** Start of Records shown **
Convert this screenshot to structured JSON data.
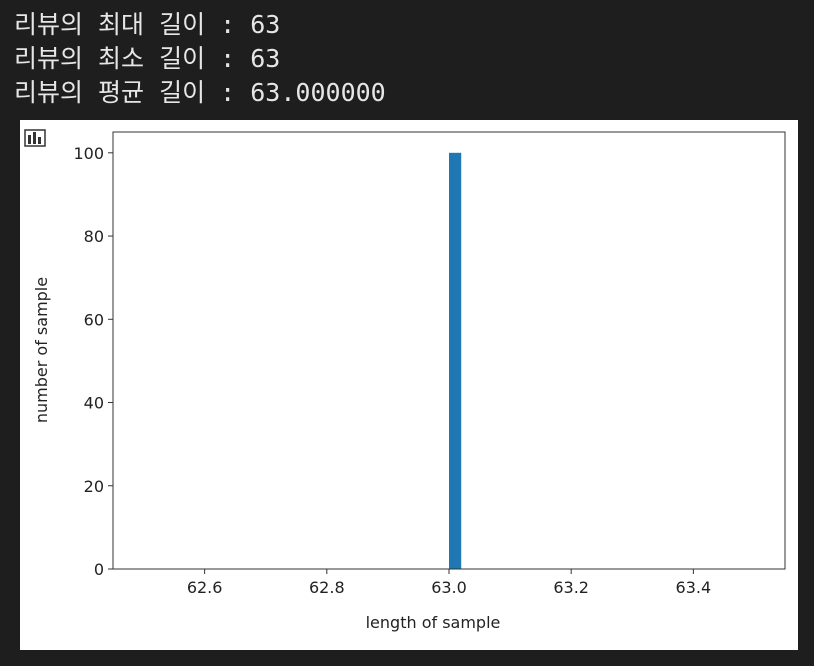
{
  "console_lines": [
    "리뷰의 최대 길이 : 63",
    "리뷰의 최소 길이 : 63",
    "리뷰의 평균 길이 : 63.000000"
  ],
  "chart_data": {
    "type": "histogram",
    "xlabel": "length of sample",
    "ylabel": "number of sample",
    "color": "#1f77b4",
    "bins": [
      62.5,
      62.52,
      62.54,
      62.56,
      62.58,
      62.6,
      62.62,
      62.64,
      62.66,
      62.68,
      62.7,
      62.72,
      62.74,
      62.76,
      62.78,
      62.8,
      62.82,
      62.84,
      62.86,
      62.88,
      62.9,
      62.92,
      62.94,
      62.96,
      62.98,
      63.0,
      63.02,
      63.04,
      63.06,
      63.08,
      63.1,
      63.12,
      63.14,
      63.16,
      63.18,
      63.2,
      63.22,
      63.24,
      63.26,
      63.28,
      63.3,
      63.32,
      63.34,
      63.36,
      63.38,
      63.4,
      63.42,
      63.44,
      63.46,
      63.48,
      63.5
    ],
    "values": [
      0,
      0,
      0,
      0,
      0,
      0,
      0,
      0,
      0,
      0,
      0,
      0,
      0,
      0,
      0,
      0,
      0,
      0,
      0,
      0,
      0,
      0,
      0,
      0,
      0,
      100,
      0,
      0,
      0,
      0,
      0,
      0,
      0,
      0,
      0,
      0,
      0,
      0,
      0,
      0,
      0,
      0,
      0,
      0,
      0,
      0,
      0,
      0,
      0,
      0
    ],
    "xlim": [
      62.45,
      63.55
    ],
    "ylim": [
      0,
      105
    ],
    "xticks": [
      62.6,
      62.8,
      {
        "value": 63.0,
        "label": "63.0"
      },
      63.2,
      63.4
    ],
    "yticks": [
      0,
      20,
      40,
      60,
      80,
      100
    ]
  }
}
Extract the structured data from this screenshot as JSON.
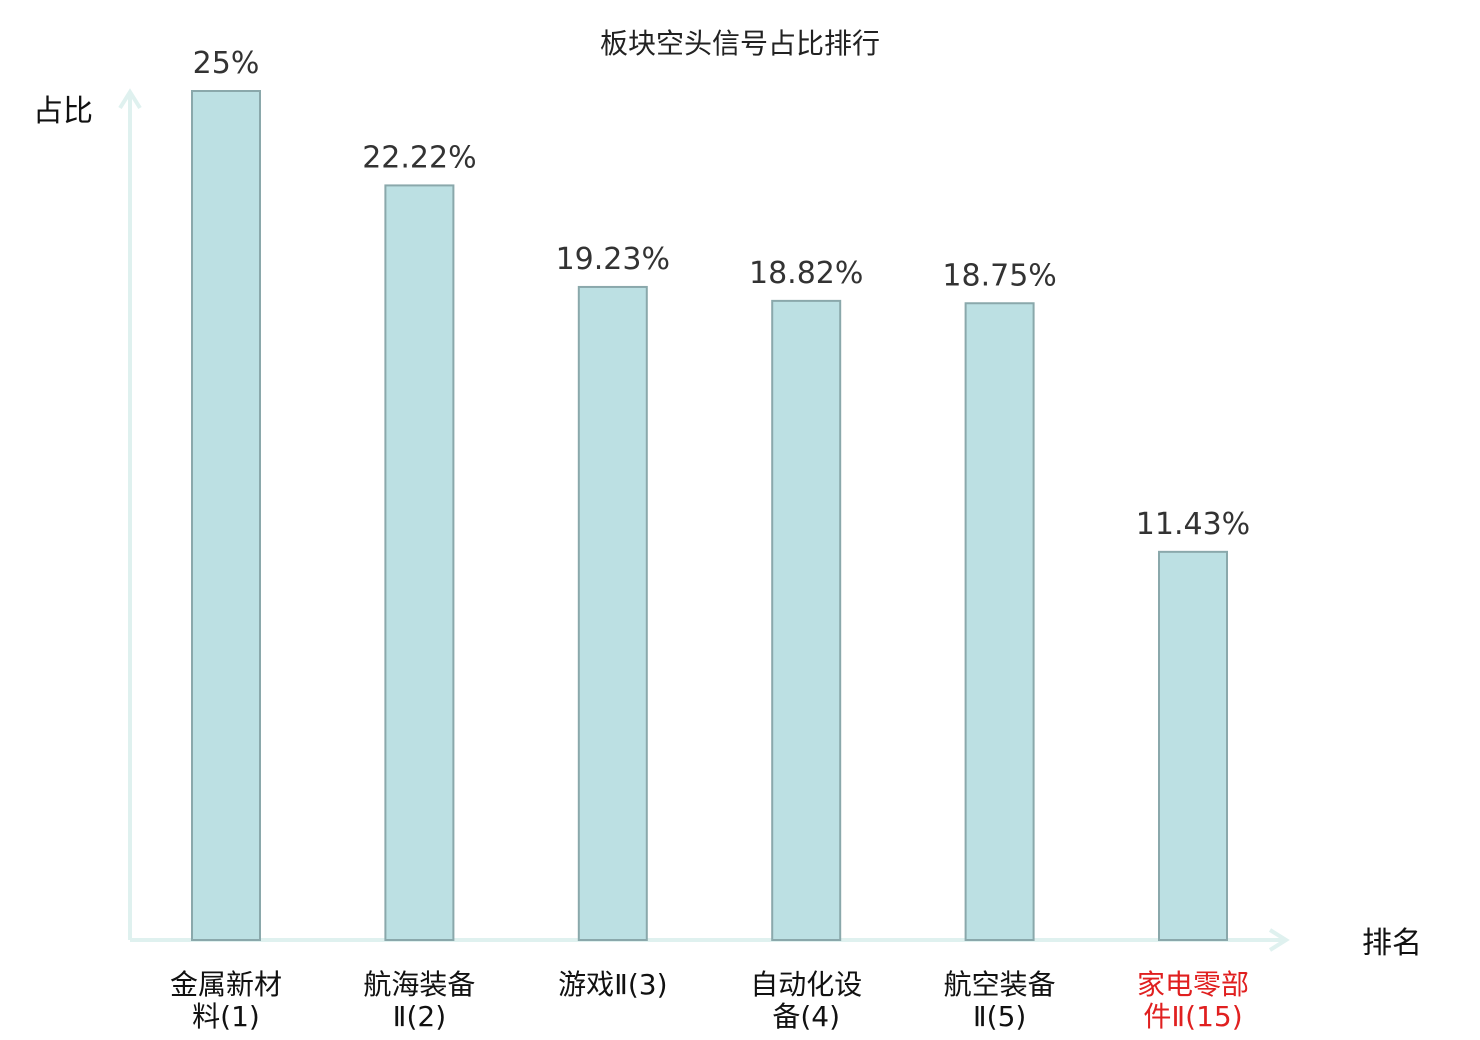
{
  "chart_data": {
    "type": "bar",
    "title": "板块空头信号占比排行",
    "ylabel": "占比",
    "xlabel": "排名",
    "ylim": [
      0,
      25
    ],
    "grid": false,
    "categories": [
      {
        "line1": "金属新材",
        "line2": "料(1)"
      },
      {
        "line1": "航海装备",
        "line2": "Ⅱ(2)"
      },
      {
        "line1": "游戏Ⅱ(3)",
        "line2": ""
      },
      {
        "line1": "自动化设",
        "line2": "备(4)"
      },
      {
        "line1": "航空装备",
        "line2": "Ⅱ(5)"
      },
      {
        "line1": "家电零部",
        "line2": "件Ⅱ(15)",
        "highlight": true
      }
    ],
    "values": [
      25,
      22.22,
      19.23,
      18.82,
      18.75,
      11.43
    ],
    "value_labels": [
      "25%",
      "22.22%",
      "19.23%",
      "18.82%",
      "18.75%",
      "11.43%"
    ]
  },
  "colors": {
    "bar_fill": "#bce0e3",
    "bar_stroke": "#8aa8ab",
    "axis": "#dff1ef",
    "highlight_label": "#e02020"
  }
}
** End of Records shown **
- _Instruction_
Say how many lines in the entries contain the string "sample", and leave out everything else.

- _Result for this task_
2